## [Instruction]
Copy out each line of the data that holds the word "name".

## [Source material]
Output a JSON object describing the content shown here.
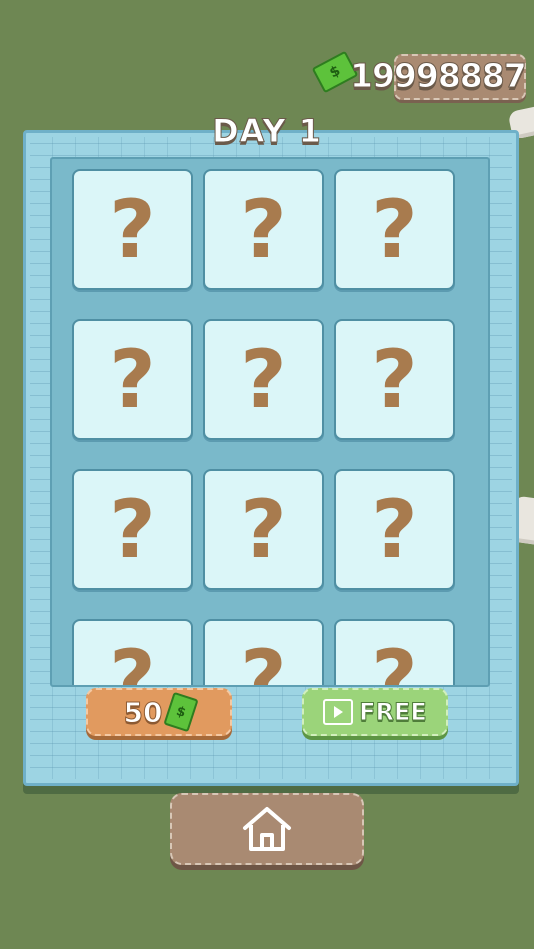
{
  "currency": {
    "amount": "19998887",
    "icon": "cash-icon",
    "bill_symbol": "$"
  },
  "title": "DAY 1",
  "cards": [
    {
      "symbol": "?"
    },
    {
      "symbol": "?"
    },
    {
      "symbol": "?"
    },
    {
      "symbol": "?"
    },
    {
      "symbol": "?"
    },
    {
      "symbol": "?"
    },
    {
      "symbol": "?"
    },
    {
      "symbol": "?"
    },
    {
      "symbol": "?"
    },
    {
      "symbol": "?"
    },
    {
      "symbol": "?"
    },
    {
      "symbol": "?"
    }
  ],
  "buttons": {
    "buy": {
      "label": "50",
      "icon": "cash-icon"
    },
    "free": {
      "label": "FREE",
      "icon": "video-icon"
    },
    "home": {
      "icon": "home-icon"
    }
  },
  "colors": {
    "background": "#6e8753",
    "board": "#9dd4e3",
    "card": "#dbf6f8",
    "question_mark": "#a87b4e",
    "buy_button": "#e19a5f",
    "free_button": "#9bd47a",
    "home_button": "#a98a72"
  }
}
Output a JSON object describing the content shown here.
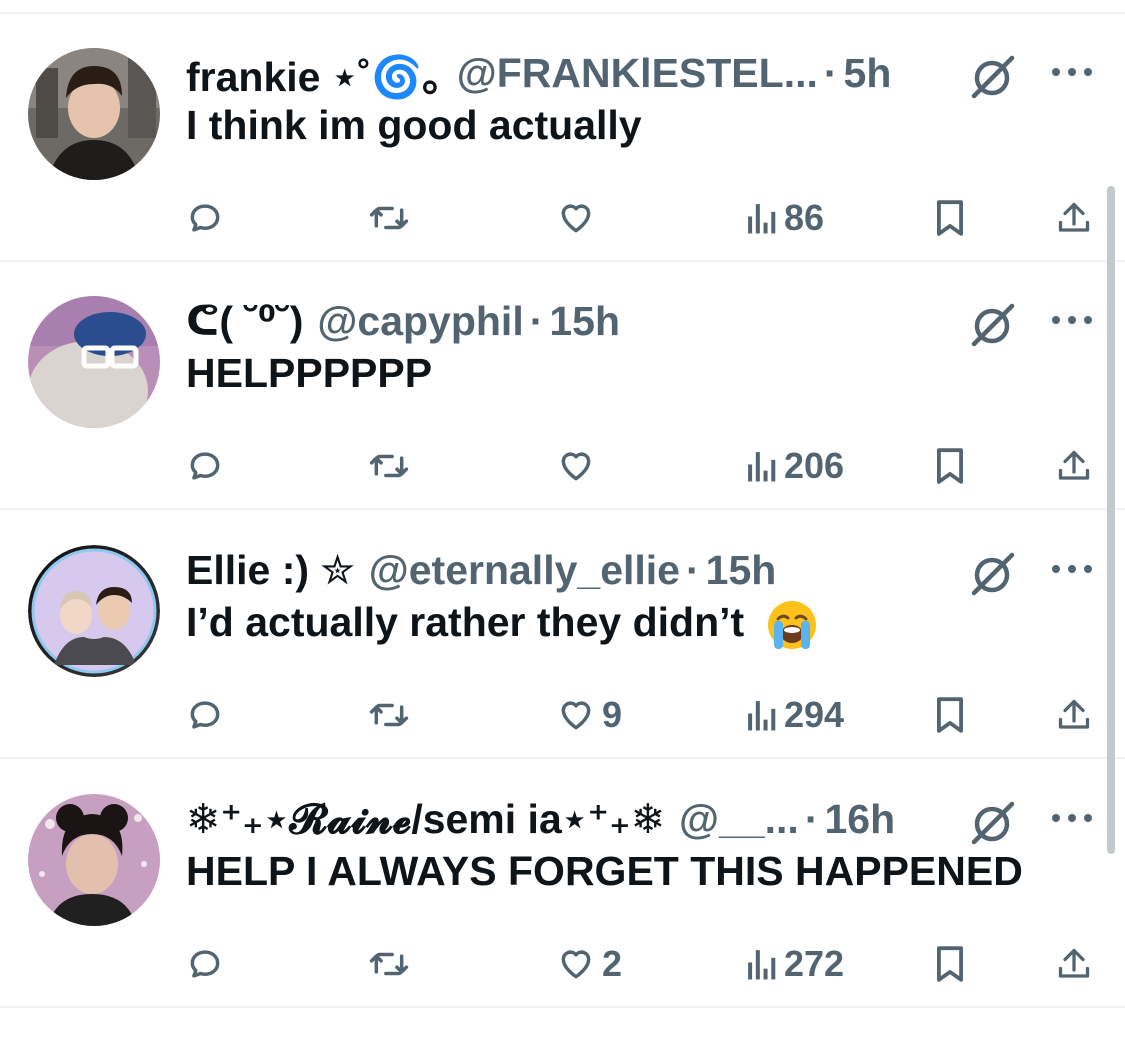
{
  "tweets": [
    {
      "name": "frankie ⋆˚🌀｡",
      "handle": "@FRANKlESTEL...",
      "time": "5h",
      "text": "I think im good actually",
      "likes": "",
      "views": "86",
      "avatar": "avatar-frankie"
    },
    {
      "name": "ᕦ( ˘⁰˘)",
      "handle": "@capyphil",
      "time": "15h",
      "text": "HELPPPPPP",
      "likes": "",
      "views": "206",
      "avatar": "avatar-capyphil"
    },
    {
      "name": "Ellie :) ✮",
      "handle": "@eternally_ellie",
      "time": "15h",
      "text": "I’d actually rather they didn’t",
      "emoji": "loudly-crying-face",
      "likes": "9",
      "views": "294",
      "avatar": "avatar-ellie"
    },
    {
      "name": "❄︎⁺₊⋆𝓡𝓪𝓲𝓷𝓮/semi ia⋆⁺₊❄︎",
      "handle": "@__...",
      "time": "16h",
      "text": "HELP I ALWAYS FORGET THIS HAPPENED",
      "likes": "2",
      "views": "272",
      "avatar": "avatar-raine"
    }
  ],
  "separator": "·",
  "colors": {
    "text": "#0f1419",
    "muted": "#536471",
    "divider": "#eff3f4"
  }
}
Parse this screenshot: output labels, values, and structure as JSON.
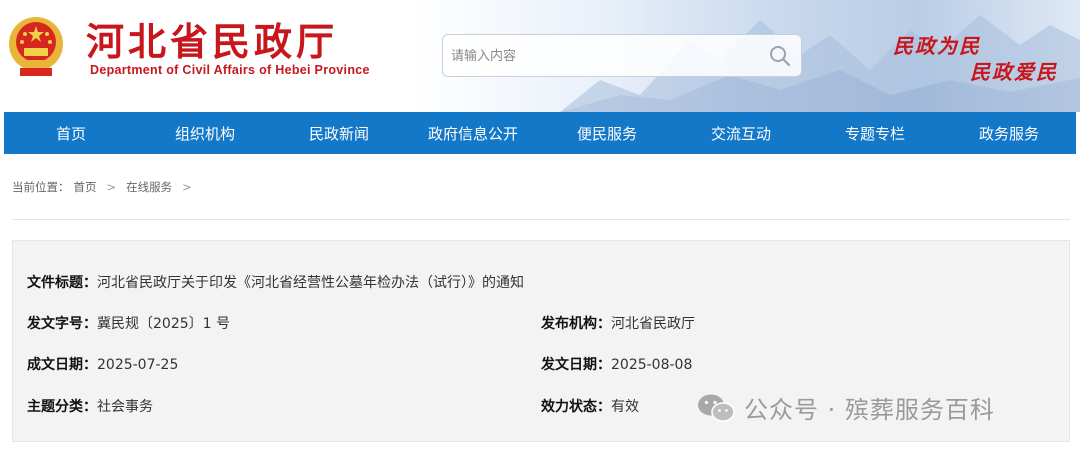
{
  "header": {
    "site_title": "河北省民政厅",
    "site_subtitle": "Department of Civil Affairs of Hebei Province",
    "emblem_icon": "national-emblem-icon",
    "slogan_line1": "民政为民",
    "slogan_line2": "民政爱民",
    "brand_color": "#c8161d"
  },
  "search": {
    "placeholder": "请输入内容",
    "value": "",
    "icon": "search-icon"
  },
  "nav": {
    "background": "#1478c8",
    "items": [
      "首页",
      "组织机构",
      "民政新闻",
      "政府信息公开",
      "便民服务",
      "交流互动",
      "专题专栏",
      "政务服务"
    ]
  },
  "breadcrumb": {
    "prefix": "当前位置：",
    "items": [
      "首页",
      "在线服务"
    ],
    "separator": ">"
  },
  "document": {
    "title_label": "文件标题：",
    "title_value": "河北省民政厅关于印发《河北省经营性公墓年检办法（试行）》的通知",
    "doc_no_label": "发文字号：",
    "doc_no_value": "冀民规〔2025〕1 号",
    "issuer_label": "发布机构：",
    "issuer_value": "河北省民政厅",
    "created_label": "成文日期：",
    "created_value": "2025-07-25",
    "issued_label": "发文日期：",
    "issued_value": "2025-08-08",
    "topic_label": "主题分类：",
    "topic_value": "社会事务",
    "status_label": "效力状态：",
    "status_value": "有效"
  },
  "watermark": {
    "text": "公众号 · 殡葬服务百科",
    "icon": "wechat-icon"
  }
}
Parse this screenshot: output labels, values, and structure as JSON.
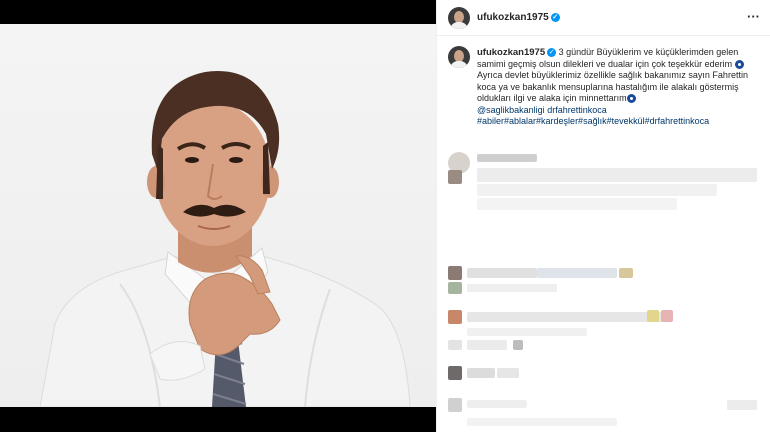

## [Exercise solution]
      "name": "frankie ⋆˚🌀｡",
      "name": "ᕦ( ˘⁰˘)",
      "name": "Ellie :) ✮",
      "name": "❄︎⁺₊⋆𝓡𝓪𝓲𝓷𝓮/semi ia⋆⁺₊❄︎",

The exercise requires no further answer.